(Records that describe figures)

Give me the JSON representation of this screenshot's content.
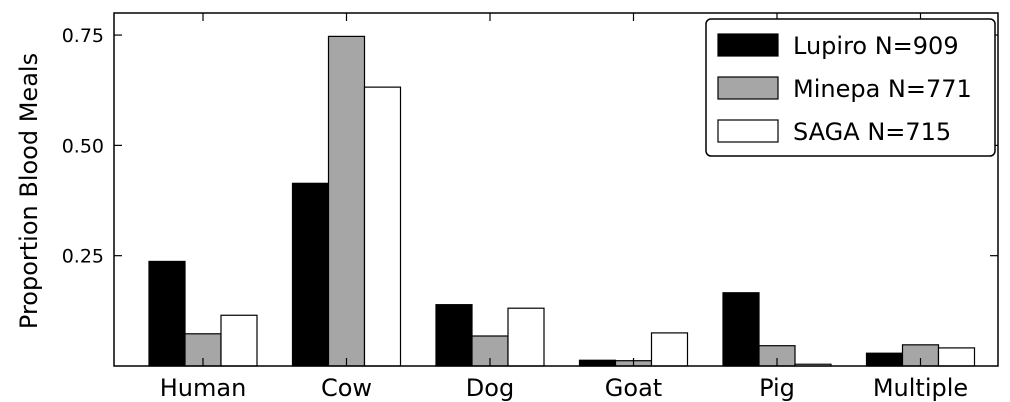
{
  "chart_data": {
    "type": "bar",
    "title": "",
    "xlabel": "",
    "ylabel": "Proportion Blood Meals",
    "categories": [
      "Human",
      "Cow",
      "Dog",
      "Goat",
      "Pig",
      "Multiple"
    ],
    "series": [
      {
        "name": "Lupiro N=909",
        "color": "#000000",
        "values": [
          0.237,
          0.414,
          0.139,
          0.013,
          0.166,
          0.029
        ]
      },
      {
        "name": "Minepa N=771",
        "color": "#a6a6a6",
        "values": [
          0.073,
          0.747,
          0.068,
          0.012,
          0.046,
          0.048
        ]
      },
      {
        "name": "SAGA N=715",
        "color": "#ffffff",
        "values": [
          0.115,
          0.632,
          0.131,
          0.075,
          0.004,
          0.041
        ]
      }
    ],
    "yticks": [
      0.25,
      0.5,
      0.75
    ],
    "ytick_labels": [
      "0.25",
      "0.50",
      "0.75"
    ],
    "ylim": [
      0,
      0.8
    ],
    "grid": false,
    "legend_position": "top-right"
  }
}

§ **JOB**: Copy the material above exactly and drop the pictures.

§ **THE OUTPUT**:
Give me the JSON representation of this screenshot's content.
{
  "chart_data": {
    "type": "bar",
    "title": "",
    "xlabel": "",
    "ylabel": "Proportion Blood Meals",
    "categories": [
      "Human",
      "Cow",
      "Dog",
      "Goat",
      "Pig",
      "Multiple"
    ],
    "series": [
      {
        "name": "Lupiro N=909",
        "color": "#000000",
        "values": [
          0.237,
          0.414,
          0.139,
          0.013,
          0.166,
          0.029
        ]
      },
      {
        "name": "Minepa N=771",
        "color": "#a6a6a6",
        "values": [
          0.073,
          0.747,
          0.068,
          0.012,
          0.046,
          0.048
        ]
      },
      {
        "name": "SAGA N=715",
        "color": "#ffffff",
        "values": [
          0.115,
          0.632,
          0.131,
          0.075,
          0.004,
          0.041
        ]
      }
    ],
    "yticks": [
      0.25,
      0.5,
      0.75
    ],
    "ytick_labels": [
      "0.25",
      "0.50",
      "0.75"
    ],
    "ylim": [
      0,
      0.8
    ],
    "grid": false,
    "legend_position": "top-right"
  }
}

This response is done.